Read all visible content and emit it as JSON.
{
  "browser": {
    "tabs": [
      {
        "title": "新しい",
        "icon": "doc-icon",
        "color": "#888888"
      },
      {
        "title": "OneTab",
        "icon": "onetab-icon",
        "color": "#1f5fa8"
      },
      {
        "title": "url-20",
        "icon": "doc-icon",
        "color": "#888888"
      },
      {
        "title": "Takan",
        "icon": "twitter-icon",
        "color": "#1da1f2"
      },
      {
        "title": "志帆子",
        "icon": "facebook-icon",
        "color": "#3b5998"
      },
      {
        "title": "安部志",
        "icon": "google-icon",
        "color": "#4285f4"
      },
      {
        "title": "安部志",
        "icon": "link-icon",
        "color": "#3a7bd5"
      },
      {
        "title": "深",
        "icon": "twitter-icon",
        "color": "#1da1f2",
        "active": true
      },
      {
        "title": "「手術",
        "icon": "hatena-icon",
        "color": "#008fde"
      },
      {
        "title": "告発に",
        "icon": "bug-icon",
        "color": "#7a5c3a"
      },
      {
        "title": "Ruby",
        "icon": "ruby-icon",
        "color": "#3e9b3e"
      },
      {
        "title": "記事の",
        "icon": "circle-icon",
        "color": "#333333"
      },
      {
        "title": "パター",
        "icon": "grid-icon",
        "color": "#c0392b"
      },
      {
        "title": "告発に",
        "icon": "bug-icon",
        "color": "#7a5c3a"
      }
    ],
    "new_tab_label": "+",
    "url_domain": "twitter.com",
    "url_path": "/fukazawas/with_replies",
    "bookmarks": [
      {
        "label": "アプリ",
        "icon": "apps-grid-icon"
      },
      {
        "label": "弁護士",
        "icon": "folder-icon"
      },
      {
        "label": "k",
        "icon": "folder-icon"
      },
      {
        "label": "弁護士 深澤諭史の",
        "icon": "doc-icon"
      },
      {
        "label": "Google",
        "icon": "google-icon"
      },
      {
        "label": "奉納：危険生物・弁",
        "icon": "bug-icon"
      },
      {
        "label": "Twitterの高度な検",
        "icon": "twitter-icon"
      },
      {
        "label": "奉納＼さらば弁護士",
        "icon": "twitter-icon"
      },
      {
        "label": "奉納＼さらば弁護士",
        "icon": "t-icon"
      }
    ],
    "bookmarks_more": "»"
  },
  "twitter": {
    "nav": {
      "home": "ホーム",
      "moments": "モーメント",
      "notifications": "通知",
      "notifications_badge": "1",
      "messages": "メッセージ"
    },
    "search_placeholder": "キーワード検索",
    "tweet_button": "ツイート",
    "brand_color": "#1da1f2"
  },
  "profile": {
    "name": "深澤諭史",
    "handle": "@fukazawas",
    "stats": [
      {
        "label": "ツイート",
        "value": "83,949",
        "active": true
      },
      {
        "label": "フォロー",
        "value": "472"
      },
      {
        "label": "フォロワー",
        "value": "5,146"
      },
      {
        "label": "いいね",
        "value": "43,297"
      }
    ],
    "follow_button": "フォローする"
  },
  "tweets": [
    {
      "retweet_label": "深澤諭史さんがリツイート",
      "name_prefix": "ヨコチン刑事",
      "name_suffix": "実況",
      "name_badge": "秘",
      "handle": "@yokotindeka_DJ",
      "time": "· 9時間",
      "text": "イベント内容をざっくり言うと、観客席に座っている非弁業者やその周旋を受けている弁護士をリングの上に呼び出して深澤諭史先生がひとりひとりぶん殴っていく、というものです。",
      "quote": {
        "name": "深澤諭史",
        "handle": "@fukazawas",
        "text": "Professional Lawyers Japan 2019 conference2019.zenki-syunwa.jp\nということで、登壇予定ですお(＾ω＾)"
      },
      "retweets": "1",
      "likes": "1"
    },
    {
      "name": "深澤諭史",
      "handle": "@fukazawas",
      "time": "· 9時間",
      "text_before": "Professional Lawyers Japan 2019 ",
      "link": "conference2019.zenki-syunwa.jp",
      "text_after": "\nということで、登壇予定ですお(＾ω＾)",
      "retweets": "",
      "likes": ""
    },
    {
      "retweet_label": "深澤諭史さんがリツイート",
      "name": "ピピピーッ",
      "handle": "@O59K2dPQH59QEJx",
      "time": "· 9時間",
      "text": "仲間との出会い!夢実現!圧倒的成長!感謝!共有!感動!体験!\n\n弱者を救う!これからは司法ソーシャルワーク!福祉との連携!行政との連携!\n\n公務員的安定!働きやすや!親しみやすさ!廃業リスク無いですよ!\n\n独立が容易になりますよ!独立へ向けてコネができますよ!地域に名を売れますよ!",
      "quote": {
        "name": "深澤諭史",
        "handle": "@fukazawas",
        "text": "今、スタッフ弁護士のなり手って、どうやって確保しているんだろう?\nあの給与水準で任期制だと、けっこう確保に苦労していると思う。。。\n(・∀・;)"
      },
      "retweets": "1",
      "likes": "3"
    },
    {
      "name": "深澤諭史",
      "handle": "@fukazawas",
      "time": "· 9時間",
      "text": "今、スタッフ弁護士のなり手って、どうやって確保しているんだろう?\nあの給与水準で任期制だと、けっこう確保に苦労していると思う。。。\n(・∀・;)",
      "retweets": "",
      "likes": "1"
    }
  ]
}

...

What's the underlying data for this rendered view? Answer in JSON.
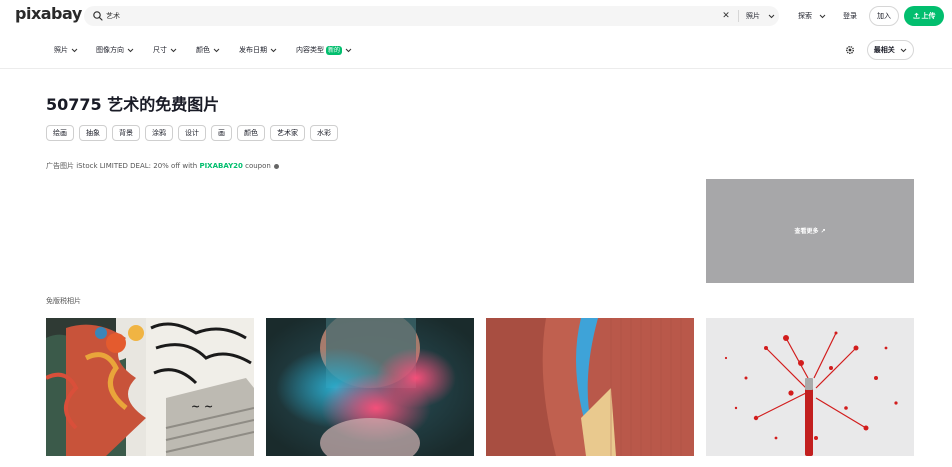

==

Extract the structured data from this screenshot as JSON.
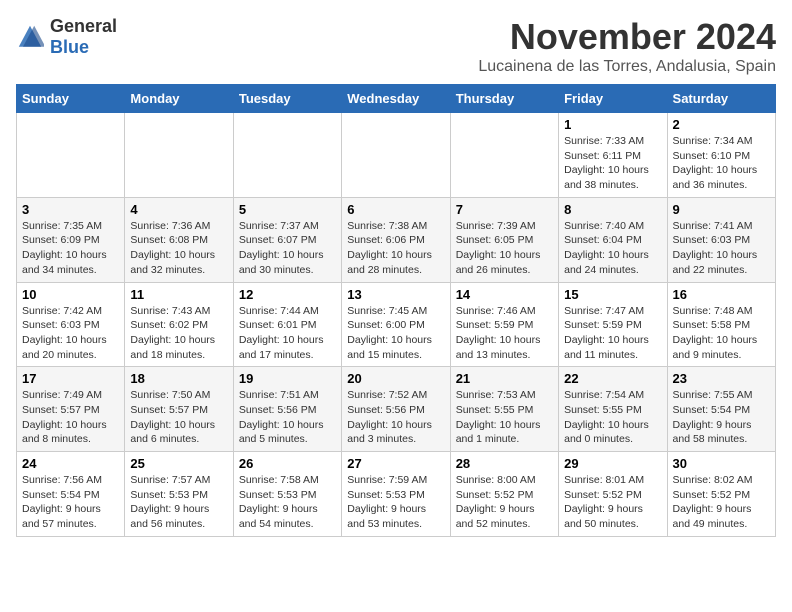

Task requirements: Collect the lines of the records that include the string "this".

Answer:
What's the underlying data for this rendered view? Answer in JSON.
Extract the structured data from this screenshot as JSON.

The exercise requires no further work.